*TASK TO CARRY OUT:* Copy out the part of the Bedroom tax article starting with "Dame Anne Begg, who" and going on through "UK General election.", word for word.
==== ARTICLE
The Labour party, if it wins the next UK General Election, might not scrap the controversial Bedroom tax according to a Labour MP.

Dame Anne Begg, who is the MP for Aberdeen South, conceded in a Radio interview that there was no guarantee that the Labour party would abolish the legislation even if the party wins the 2015 UK General election.

Speaking on Radio Scotland, when asked if her party would scrap the Bedroom tax, the Labour MP said: “With regard to what Labour will do in the next election – whether this is something that they will abolish – I would hope that they would certainly be looking at the housing benefit and if it’s one of the things that we can do and we can promise at the next election, I would certainly support that.”
========
==== DATA
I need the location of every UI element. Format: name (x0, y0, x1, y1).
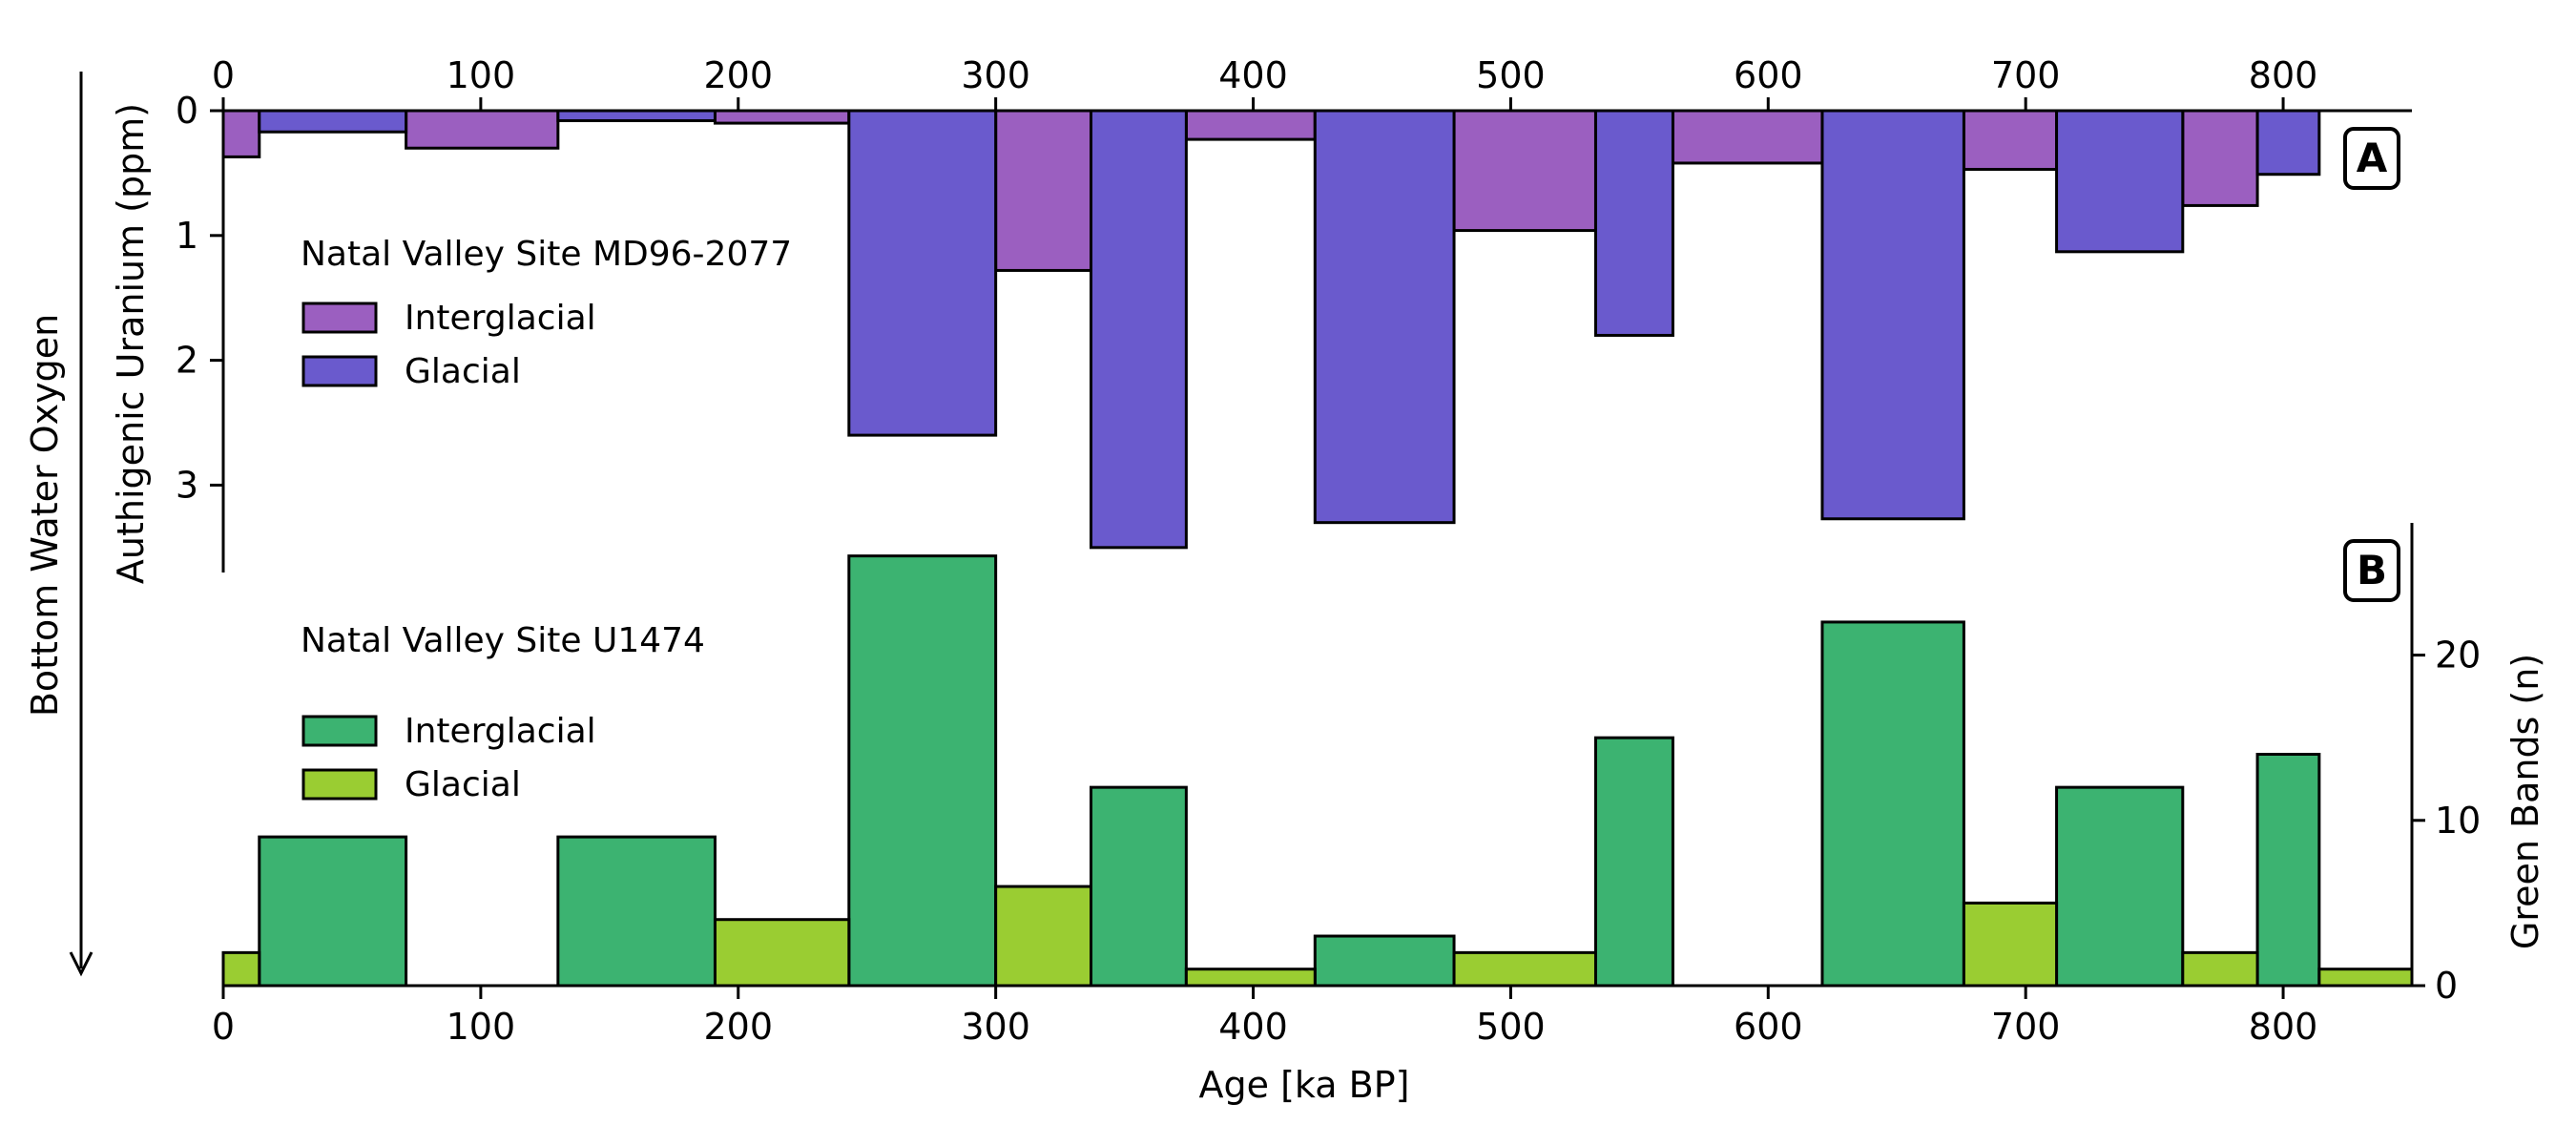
========
*ANSWER:*
Dame Anne Begg, who is the MP for Aberdeen South, conceded in a Radio interview that there was no guarantee that the Labour party would abolish the legislation even if the party wins the 2015 UK General election.